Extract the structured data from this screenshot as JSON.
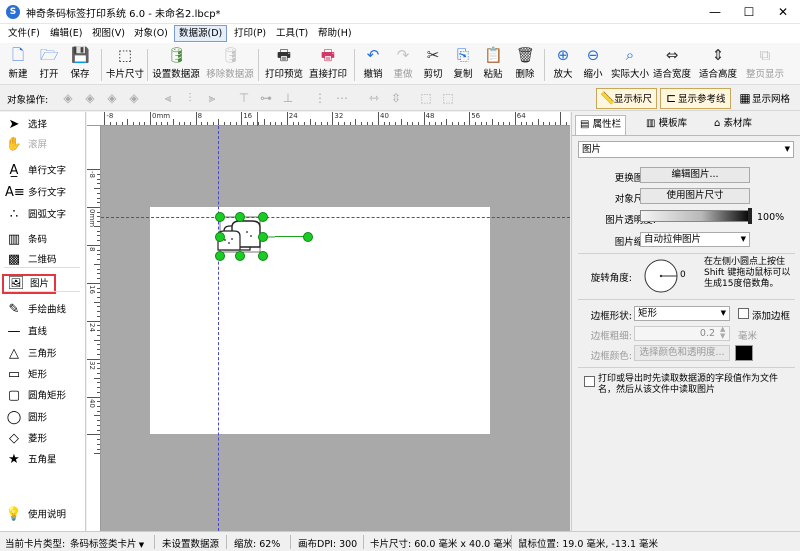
{
  "app": {
    "title": "神奇条码标签打印系统 6.0 - 未命名2.lbcp*",
    "icon_letter": "S",
    "window_buttons": [
      "—",
      "☐",
      "✕"
    ]
  },
  "menu": [
    "文件(F)",
    "编辑(E)",
    "视图(V)",
    "对象(O)",
    "数据源(D)",
    "打印(P)",
    "工具(T)",
    "帮助(H)"
  ],
  "toolbar": [
    {
      "label": "新建",
      "icon": "new-file-icon",
      "glyph": "🗋",
      "color": "#2a6fd6"
    },
    {
      "label": "打开",
      "icon": "open-folder-icon",
      "glyph": "🗁",
      "color": "#2a6fd6"
    },
    {
      "label": "保存",
      "icon": "save-icon",
      "glyph": "💾",
      "color": "#2a6fd6"
    },
    {
      "label": "卡片尺寸",
      "icon": "card-size-icon",
      "glyph": "⬚",
      "color": "#333333"
    },
    {
      "label": "设置数据源",
      "icon": "database-icon",
      "glyph": "🛢",
      "color": "#4a8a3a"
    },
    {
      "label": "移除数据源",
      "icon": "remove-database-icon",
      "glyph": "🛢",
      "color": "#888888",
      "disabled": true
    },
    {
      "label": "打印预览",
      "icon": "print-preview-icon",
      "glyph": "🖶",
      "color": "#333333"
    },
    {
      "label": "直接打印",
      "icon": "print-icon",
      "glyph": "🖶",
      "color": "#d03a6a"
    },
    {
      "label": "撤销",
      "icon": "undo-icon",
      "glyph": "↶",
      "color": "#2a6fd6"
    },
    {
      "label": "重做",
      "icon": "redo-icon",
      "glyph": "↷",
      "color": "#888888",
      "disabled": true
    },
    {
      "label": "剪切",
      "icon": "cut-icon",
      "glyph": "✂",
      "color": "#333333"
    },
    {
      "label": "复制",
      "icon": "copy-icon",
      "glyph": "⎘",
      "color": "#2a6fd6"
    },
    {
      "label": "粘贴",
      "icon": "paste-icon",
      "glyph": "📋",
      "color": "#333333"
    },
    {
      "label": "删除",
      "icon": "delete-icon",
      "glyph": "🗑",
      "color": "#333333"
    },
    {
      "label": "放大",
      "icon": "zoom-in-icon",
      "glyph": "⊕",
      "color": "#2a6fd6"
    },
    {
      "label": "缩小",
      "icon": "zoom-out-icon",
      "glyph": "⊖",
      "color": "#2a6fd6"
    },
    {
      "label": "实际大小",
      "icon": "actual-size-icon",
      "glyph": "⌕",
      "color": "#2a6fd6"
    },
    {
      "label": "适合宽度",
      "icon": "fit-width-icon",
      "glyph": "⇔",
      "color": "#333333"
    },
    {
      "label": "适合高度",
      "icon": "fit-height-icon",
      "glyph": "⇕",
      "color": "#333333"
    },
    {
      "label": "整页显示",
      "icon": "full-page-icon",
      "glyph": "⧉",
      "color": "#888888",
      "disabled": true
    }
  ],
  "object_bar": {
    "label": "对象操作:",
    "toggles": [
      {
        "label": "显示标尺",
        "icon": "ruler-icon",
        "glyph": "📏",
        "on": true
      },
      {
        "label": "显示参考线",
        "icon": "guideline-icon",
        "glyph": "⊏",
        "on": true
      },
      {
        "label": "显示网格",
        "icon": "grid-icon",
        "glyph": "▦",
        "on": false
      }
    ]
  },
  "left_tools": [
    {
      "label": "选择",
      "icon": "pointer-icon",
      "glyph": "➤"
    },
    {
      "label": "滚屏",
      "icon": "hand-icon",
      "glyph": "✋",
      "disabled": true
    },
    {
      "label": "单行文字",
      "icon": "single-line-text-icon",
      "glyph": "A̲"
    },
    {
      "label": "多行文字",
      "icon": "multi-line-text-icon",
      "glyph": "A≡"
    },
    {
      "label": "圆弧文字",
      "icon": "arc-text-icon",
      "glyph": "∴"
    },
    {
      "label": "条码",
      "icon": "barcode-icon",
      "glyph": "▥"
    },
    {
      "label": "二维码",
      "icon": "qrcode-icon",
      "glyph": "▩"
    },
    {
      "label": "图片",
      "icon": "picture-icon",
      "glyph": "🖼",
      "selected": true
    },
    {
      "label": "手绘曲线",
      "icon": "freehand-icon",
      "glyph": "✎"
    },
    {
      "label": "直线",
      "icon": "line-icon",
      "glyph": "—"
    },
    {
      "label": "三角形",
      "icon": "triangle-icon",
      "glyph": "△"
    },
    {
      "label": "矩形",
      "icon": "rectangle-icon",
      "glyph": "▭"
    },
    {
      "label": "圆角矩形",
      "icon": "rounded-rect-icon",
      "glyph": "▢"
    },
    {
      "label": "圆形",
      "icon": "circle-icon",
      "glyph": "◯"
    },
    {
      "label": "菱形",
      "icon": "diamond-icon",
      "glyph": "◇"
    },
    {
      "label": "五角星",
      "icon": "star-icon",
      "glyph": "★"
    },
    {
      "label": "使用说明",
      "icon": "lightbulb-icon",
      "glyph": "💡"
    }
  ],
  "ruler": {
    "h_labels": [
      "-8",
      "0mm",
      "8",
      "16",
      "24",
      "32",
      "40",
      "48",
      "56",
      "64",
      "72"
    ],
    "v_labels": [
      "-8",
      "0mm",
      "8",
      "16",
      "24",
      "32",
      "40"
    ]
  },
  "right_panel": {
    "tabs": [
      "属性栏",
      "模板库",
      "素材库"
    ],
    "object_type": "图片",
    "change_image_label": "更换图片:",
    "edit_image_btn": "编辑图片...",
    "object_size_label": "对象尺寸:",
    "use_image_size_btn": "使用图片尺寸",
    "opacity_label": "图片透明度:",
    "opacity_value": "100%",
    "scale_label": "图片缩放:",
    "scale_value": "自动拉伸图片",
    "rotate_label": "旋转角度:",
    "rotate_value": "0",
    "rotate_hint": "在左侧小圆点上按住Shift 键拖动鼠标可以生成15度倍数角。",
    "border_shape_label": "边框形状:",
    "border_shape_value": "矩形",
    "add_border_label": "添加边框",
    "border_width_label": "边框粗细:",
    "border_width_value": "0.2",
    "border_width_unit": "毫米",
    "border_color_label": "边框颜色:",
    "border_color_btn": "选择颜色和透明度...",
    "border_color_value": "#000000",
    "read_from_datasource": "打印或导出时先读取数据源的字段值作为文件名，然后从该文件中读取图片"
  },
  "status": {
    "card_type_label": "当前卡片类型:",
    "card_type_value": "条码标签类卡片",
    "datasource": "未设置数据源",
    "zoom": "缩放: 62%",
    "dpi": "画布DPI: 300",
    "card_size": "卡片尺寸: 60.0 毫米 x 40.0 毫米",
    "mouse_pos": "鼠标位置: 19.0 毫米, -13.1 毫米"
  }
}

^^^^^^^^

**What is expected:**
Give back the entries verbatim. Do not include any picture.

**Final result:**
Extract the structured data from this screenshot as JSON.
{
  "app": {
    "title": "神奇条码标签打印系统 6.0 - 未命名2.lbcp*",
    "icon_letter": "S",
    "window_buttons": [
      "—",
      "☐",
      "✕"
    ]
  },
  "menu": [
    "文件(F)",
    "编辑(E)",
    "视图(V)",
    "对象(O)",
    "数据源(D)",
    "打印(P)",
    "工具(T)",
    "帮助(H)"
  ],
  "toolbar": [
    {
      "label": "新建",
      "icon": "new-file-icon",
      "glyph": "🗋",
      "color": "#2a6fd6"
    },
    {
      "label": "打开",
      "icon": "open-folder-icon",
      "glyph": "🗁",
      "color": "#2a6fd6"
    },
    {
      "label": "保存",
      "icon": "save-icon",
      "glyph": "💾",
      "color": "#2a6fd6"
    },
    {
      "label": "卡片尺寸",
      "icon": "card-size-icon",
      "glyph": "⬚",
      "color": "#333333"
    },
    {
      "label": "设置数据源",
      "icon": "database-icon",
      "glyph": "🛢",
      "color": "#4a8a3a"
    },
    {
      "label": "移除数据源",
      "icon": "remove-database-icon",
      "glyph": "🛢",
      "color": "#888888",
      "disabled": true
    },
    {
      "label": "打印预览",
      "icon": "print-preview-icon",
      "glyph": "🖶",
      "color": "#333333"
    },
    {
      "label": "直接打印",
      "icon": "print-icon",
      "glyph": "🖶",
      "color": "#d03a6a"
    },
    {
      "label": "撤销",
      "icon": "undo-icon",
      "glyph": "↶",
      "color": "#2a6fd6"
    },
    {
      "label": "重做",
      "icon": "redo-icon",
      "glyph": "↷",
      "color": "#888888",
      "disabled": true
    },
    {
      "label": "剪切",
      "icon": "cut-icon",
      "glyph": "✂",
      "color": "#333333"
    },
    {
      "label": "复制",
      "icon": "copy-icon",
      "glyph": "⎘",
      "color": "#2a6fd6"
    },
    {
      "label": "粘贴",
      "icon": "paste-icon",
      "glyph": "📋",
      "color": "#333333"
    },
    {
      "label": "删除",
      "icon": "delete-icon",
      "glyph": "🗑",
      "color": "#333333"
    },
    {
      "label": "放大",
      "icon": "zoom-in-icon",
      "glyph": "⊕",
      "color": "#2a6fd6"
    },
    {
      "label": "缩小",
      "icon": "zoom-out-icon",
      "glyph": "⊖",
      "color": "#2a6fd6"
    },
    {
      "label": "实际大小",
      "icon": "actual-size-icon",
      "glyph": "⌕",
      "color": "#2a6fd6"
    },
    {
      "label": "适合宽度",
      "icon": "fit-width-icon",
      "glyph": "⇔",
      "color": "#333333"
    },
    {
      "label": "适合高度",
      "icon": "fit-height-icon",
      "glyph": "⇕",
      "color": "#333333"
    },
    {
      "label": "整页显示",
      "icon": "full-page-icon",
      "glyph": "⧉",
      "color": "#888888",
      "disabled": true
    }
  ],
  "object_bar": {
    "label": "对象操作:",
    "toggles": [
      {
        "label": "显示标尺",
        "icon": "ruler-icon",
        "glyph": "📏",
        "on": true
      },
      {
        "label": "显示参考线",
        "icon": "guideline-icon",
        "glyph": "⊏",
        "on": true
      },
      {
        "label": "显示网格",
        "icon": "grid-icon",
        "glyph": "▦",
        "on": false
      }
    ]
  },
  "left_tools": [
    {
      "label": "选择",
      "icon": "pointer-icon",
      "glyph": "➤"
    },
    {
      "label": "滚屏",
      "icon": "hand-icon",
      "glyph": "✋",
      "disabled": true
    },
    {
      "label": "单行文字",
      "icon": "single-line-text-icon",
      "glyph": "A̲"
    },
    {
      "label": "多行文字",
      "icon": "multi-line-text-icon",
      "glyph": "A≡"
    },
    {
      "label": "圆弧文字",
      "icon": "arc-text-icon",
      "glyph": "∴"
    },
    {
      "label": "条码",
      "icon": "barcode-icon",
      "glyph": "▥"
    },
    {
      "label": "二维码",
      "icon": "qrcode-icon",
      "glyph": "▩"
    },
    {
      "label": "图片",
      "icon": "picture-icon",
      "glyph": "🖼",
      "selected": true
    },
    {
      "label": "手绘曲线",
      "icon": "freehand-icon",
      "glyph": "✎"
    },
    {
      "label": "直线",
      "icon": "line-icon",
      "glyph": "—"
    },
    {
      "label": "三角形",
      "icon": "triangle-icon",
      "glyph": "△"
    },
    {
      "label": "矩形",
      "icon": "rectangle-icon",
      "glyph": "▭"
    },
    {
      "label": "圆角矩形",
      "icon": "rounded-rect-icon",
      "glyph": "▢"
    },
    {
      "label": "圆形",
      "icon": "circle-icon",
      "glyph": "◯"
    },
    {
      "label": "菱形",
      "icon": "diamond-icon",
      "glyph": "◇"
    },
    {
      "label": "五角星",
      "icon": "star-icon",
      "glyph": "★"
    },
    {
      "label": "使用说明",
      "icon": "lightbulb-icon",
      "glyph": "💡"
    }
  ],
  "ruler": {
    "h_labels": [
      "-8",
      "0mm",
      "8",
      "16",
      "24",
      "32",
      "40",
      "48",
      "56",
      "64",
      "72"
    ],
    "v_labels": [
      "-8",
      "0mm",
      "8",
      "16",
      "24",
      "32",
      "40"
    ]
  },
  "right_panel": {
    "tabs": [
      "属性栏",
      "模板库",
      "素材库"
    ],
    "object_type": "图片",
    "change_image_label": "更换图片:",
    "edit_image_btn": "编辑图片...",
    "object_size_label": "对象尺寸:",
    "use_image_size_btn": "使用图片尺寸",
    "opacity_label": "图片透明度:",
    "opacity_value": "100%",
    "scale_label": "图片缩放:",
    "scale_value": "自动拉伸图片",
    "rotate_label": "旋转角度:",
    "rotate_value": "0",
    "rotate_hint": "在左侧小圆点上按住Shift 键拖动鼠标可以生成15度倍数角。",
    "border_shape_label": "边框形状:",
    "border_shape_value": "矩形",
    "add_border_label": "添加边框",
    "border_width_label": "边框粗细:",
    "border_width_value": "0.2",
    "border_width_unit": "毫米",
    "border_color_label": "边框颜色:",
    "border_color_btn": "选择颜色和透明度...",
    "border_color_value": "#000000",
    "read_from_datasource": "打印或导出时先读取数据源的字段值作为文件名，然后从该文件中读取图片"
  },
  "status": {
    "card_type_label": "当前卡片类型:",
    "card_type_value": "条码标签类卡片",
    "datasource": "未设置数据源",
    "zoom": "缩放: 62%",
    "dpi": "画布DPI: 300",
    "card_size": "卡片尺寸: 60.0 毫米 x 40.0 毫米",
    "mouse_pos": "鼠标位置: 19.0 毫米, -13.1 毫米"
  }
}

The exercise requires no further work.